* _EXERCISE TASK_
Copy every line with the string "text" in it.

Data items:

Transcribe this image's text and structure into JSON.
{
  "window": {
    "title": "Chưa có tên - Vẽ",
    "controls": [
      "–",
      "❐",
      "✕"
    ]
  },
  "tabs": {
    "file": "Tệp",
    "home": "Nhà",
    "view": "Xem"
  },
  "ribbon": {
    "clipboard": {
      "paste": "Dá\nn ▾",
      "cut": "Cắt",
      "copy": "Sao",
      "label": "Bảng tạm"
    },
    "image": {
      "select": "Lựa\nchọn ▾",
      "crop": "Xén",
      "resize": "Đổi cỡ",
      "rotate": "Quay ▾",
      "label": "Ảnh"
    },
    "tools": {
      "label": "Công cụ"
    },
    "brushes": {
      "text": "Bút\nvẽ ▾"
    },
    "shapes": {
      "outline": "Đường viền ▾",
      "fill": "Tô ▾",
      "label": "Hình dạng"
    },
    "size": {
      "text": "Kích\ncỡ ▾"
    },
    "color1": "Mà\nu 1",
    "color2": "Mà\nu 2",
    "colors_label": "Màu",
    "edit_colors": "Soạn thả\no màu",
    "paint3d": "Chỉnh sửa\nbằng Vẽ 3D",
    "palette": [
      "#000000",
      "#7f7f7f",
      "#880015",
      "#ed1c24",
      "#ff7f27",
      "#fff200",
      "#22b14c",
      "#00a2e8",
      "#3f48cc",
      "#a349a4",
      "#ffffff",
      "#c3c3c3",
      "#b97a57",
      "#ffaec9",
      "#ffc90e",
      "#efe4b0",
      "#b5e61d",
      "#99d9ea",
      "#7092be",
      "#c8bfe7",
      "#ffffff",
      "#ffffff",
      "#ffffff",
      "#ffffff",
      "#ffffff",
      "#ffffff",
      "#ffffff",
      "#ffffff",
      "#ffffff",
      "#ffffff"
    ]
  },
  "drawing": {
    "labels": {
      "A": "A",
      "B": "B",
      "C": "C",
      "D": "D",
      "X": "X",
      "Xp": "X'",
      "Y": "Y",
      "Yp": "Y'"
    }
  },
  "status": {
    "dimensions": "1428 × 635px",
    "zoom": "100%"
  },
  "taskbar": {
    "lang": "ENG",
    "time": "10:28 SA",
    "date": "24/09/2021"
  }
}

* _TASK OUTPUT_
Transcribe this image's text and structure into JSON.
      "text": "Bút\nvẽ ▾"
      "text": "Kích\ncỡ ▾"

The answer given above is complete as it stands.